Scan the entries below and extract each line with the word "PLUME" in it.

(Data entries for graphics)
====================

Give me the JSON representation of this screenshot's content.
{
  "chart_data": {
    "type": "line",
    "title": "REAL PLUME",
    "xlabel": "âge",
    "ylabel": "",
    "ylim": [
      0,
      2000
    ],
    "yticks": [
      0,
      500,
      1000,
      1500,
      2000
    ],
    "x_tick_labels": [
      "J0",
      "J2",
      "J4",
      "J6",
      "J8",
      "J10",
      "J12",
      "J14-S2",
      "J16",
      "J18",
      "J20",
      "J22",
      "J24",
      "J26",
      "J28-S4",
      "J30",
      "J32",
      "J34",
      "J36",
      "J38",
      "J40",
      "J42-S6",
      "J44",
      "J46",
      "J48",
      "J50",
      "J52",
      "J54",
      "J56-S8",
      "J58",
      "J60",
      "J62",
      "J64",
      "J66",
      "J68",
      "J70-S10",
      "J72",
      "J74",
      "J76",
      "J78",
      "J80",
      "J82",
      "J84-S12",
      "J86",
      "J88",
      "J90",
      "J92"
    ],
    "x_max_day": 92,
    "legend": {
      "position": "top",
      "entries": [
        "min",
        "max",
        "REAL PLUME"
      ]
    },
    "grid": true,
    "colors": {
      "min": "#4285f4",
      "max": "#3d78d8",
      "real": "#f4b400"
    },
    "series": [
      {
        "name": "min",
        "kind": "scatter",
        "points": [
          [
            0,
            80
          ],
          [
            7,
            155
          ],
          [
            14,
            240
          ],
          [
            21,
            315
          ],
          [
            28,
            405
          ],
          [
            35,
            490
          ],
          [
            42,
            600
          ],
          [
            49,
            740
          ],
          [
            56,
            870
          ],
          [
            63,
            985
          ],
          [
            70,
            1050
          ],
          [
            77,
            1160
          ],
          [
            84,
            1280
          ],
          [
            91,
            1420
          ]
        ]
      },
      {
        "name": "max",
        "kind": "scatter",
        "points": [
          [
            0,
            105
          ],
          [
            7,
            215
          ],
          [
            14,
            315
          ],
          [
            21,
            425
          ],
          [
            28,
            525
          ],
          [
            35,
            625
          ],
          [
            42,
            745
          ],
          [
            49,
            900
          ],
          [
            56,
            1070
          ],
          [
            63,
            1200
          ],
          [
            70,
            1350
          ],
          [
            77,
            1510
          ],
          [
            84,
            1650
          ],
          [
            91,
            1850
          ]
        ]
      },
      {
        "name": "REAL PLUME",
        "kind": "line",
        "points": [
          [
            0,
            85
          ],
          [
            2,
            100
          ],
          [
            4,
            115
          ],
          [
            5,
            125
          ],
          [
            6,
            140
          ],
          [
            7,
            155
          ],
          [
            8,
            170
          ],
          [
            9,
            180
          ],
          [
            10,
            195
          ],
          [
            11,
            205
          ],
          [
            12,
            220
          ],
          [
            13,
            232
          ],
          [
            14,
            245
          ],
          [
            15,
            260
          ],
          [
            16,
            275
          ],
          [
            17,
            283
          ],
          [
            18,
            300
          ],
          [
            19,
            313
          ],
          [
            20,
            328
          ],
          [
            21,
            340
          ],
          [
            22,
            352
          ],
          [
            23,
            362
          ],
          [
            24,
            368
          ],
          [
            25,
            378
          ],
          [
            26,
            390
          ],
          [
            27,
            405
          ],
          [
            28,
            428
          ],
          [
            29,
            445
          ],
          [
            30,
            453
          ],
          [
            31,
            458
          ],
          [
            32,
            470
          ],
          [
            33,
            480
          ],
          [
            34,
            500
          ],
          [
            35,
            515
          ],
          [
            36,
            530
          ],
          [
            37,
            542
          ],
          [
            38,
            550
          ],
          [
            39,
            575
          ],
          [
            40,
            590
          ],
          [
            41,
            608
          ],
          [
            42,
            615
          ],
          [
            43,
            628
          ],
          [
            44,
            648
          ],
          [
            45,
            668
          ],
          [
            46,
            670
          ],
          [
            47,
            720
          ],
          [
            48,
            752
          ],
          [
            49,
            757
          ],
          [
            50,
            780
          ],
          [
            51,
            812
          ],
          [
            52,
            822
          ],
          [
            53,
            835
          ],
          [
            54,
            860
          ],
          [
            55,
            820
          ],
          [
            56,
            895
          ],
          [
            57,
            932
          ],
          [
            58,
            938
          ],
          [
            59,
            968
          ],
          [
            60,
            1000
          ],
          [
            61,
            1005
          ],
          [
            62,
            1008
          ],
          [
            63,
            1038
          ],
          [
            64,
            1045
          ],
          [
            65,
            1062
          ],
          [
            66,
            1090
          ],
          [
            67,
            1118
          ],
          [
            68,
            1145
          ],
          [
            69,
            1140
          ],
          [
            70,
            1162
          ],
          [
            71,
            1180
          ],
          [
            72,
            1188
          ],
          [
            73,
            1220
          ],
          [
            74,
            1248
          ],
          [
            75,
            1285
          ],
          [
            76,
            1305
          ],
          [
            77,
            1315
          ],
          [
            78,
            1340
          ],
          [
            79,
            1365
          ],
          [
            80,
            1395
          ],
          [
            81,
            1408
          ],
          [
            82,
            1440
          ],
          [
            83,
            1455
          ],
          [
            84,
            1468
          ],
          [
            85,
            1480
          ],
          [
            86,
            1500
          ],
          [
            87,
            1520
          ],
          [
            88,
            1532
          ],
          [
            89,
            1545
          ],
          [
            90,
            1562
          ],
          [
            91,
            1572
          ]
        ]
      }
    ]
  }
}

====================

● Result of this task:
    "title": "REAL PLUME",
        "REAL PLUME"
        "name": "REAL PLUME",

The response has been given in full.